▶ [Supplied data]
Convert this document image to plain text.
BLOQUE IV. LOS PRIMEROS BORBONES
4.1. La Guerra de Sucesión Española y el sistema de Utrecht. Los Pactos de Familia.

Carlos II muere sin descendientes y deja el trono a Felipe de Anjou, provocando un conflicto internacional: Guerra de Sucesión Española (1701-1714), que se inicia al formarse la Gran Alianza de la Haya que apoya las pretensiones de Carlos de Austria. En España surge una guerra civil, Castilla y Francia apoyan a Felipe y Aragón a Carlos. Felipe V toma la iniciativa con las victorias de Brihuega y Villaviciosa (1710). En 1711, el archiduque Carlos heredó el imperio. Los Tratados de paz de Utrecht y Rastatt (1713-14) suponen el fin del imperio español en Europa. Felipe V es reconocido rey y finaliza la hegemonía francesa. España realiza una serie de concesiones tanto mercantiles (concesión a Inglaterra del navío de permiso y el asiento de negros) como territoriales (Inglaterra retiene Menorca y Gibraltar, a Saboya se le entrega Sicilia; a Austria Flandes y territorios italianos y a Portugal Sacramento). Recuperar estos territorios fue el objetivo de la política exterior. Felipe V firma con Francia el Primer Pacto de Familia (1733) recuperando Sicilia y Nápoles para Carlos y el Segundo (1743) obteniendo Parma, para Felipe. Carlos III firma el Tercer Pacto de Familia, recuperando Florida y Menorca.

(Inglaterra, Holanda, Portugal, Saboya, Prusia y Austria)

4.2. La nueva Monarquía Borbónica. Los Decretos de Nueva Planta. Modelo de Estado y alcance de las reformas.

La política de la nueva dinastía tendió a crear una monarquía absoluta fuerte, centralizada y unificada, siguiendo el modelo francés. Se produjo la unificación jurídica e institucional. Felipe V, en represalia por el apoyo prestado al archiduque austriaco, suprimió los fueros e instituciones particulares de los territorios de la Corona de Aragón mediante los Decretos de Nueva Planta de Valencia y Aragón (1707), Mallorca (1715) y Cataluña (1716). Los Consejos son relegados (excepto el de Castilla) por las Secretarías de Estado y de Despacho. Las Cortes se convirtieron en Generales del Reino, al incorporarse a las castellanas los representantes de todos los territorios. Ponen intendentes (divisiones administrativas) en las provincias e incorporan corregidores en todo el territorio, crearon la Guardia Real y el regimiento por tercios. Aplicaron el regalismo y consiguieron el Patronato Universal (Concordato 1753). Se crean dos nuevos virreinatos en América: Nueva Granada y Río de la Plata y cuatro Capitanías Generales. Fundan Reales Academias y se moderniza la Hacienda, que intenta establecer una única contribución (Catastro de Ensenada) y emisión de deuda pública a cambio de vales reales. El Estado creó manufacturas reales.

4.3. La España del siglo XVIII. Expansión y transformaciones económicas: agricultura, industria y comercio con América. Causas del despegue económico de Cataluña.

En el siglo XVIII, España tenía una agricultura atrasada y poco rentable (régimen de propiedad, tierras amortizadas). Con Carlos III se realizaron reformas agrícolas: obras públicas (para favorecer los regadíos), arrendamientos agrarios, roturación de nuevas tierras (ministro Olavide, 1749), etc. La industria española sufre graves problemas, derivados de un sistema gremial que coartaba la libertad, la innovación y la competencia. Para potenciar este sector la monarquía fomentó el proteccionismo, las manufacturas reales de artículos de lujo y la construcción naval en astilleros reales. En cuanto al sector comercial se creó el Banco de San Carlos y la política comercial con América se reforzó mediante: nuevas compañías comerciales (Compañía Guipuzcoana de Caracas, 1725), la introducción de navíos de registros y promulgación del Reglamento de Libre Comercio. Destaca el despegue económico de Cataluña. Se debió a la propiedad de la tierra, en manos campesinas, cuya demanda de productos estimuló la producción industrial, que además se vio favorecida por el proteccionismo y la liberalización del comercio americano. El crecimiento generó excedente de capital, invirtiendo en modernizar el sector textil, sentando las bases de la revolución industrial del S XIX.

▶ [Task description] Which lines include "Portugal"? Copy each of them out.

▶ [Reply]
Carlos II muere sin descendientes y deja el trono a Felipe de Anjou, provocando un conflicto internacional: Guerra de Sucesión Española (1701-1714), que se inicia al formarse la Gran Alianza de la Haya que apoya las pretensiones de Carlos de Austria. En España surge una guerra civil, Castilla y Francia apoyan a Felipe y Aragón a Carlos. Felipe V toma la iniciativa con las victorias de Brihuega y Villaviciosa (1710). En 1711, el archiduque Carlos heredó el imperio. Los Tratados de paz de Utrecht y Rastatt (1713-14) suponen el fin del imperio español en Europa. Felipe V es reconocido rey y finaliza la hegemonía francesa. España realiza una serie de concesiones tanto mercantiles (concesión a Inglaterra del navío de permiso y el asiento de negros) como territoriales (Inglaterra retiene Menorca y Gibraltar, a Saboya se le entrega Sicilia; a Austria Flandes y territorios italianos y a Portugal Sacramento). Recuperar estos territorios fue el objetivo de la política exterior. Felipe V firma con Francia el Primer Pacto de Familia (1733) recuperando Sicilia y Nápoles para Carlos y el Segundo (1743) obteniendo Parma, para Felipe. Carlos III firma el Tercer Pacto de Familia, recuperando Florida y Menorca.
(Inglaterra, Holanda, Portugal, Saboya, Prusia y Austria)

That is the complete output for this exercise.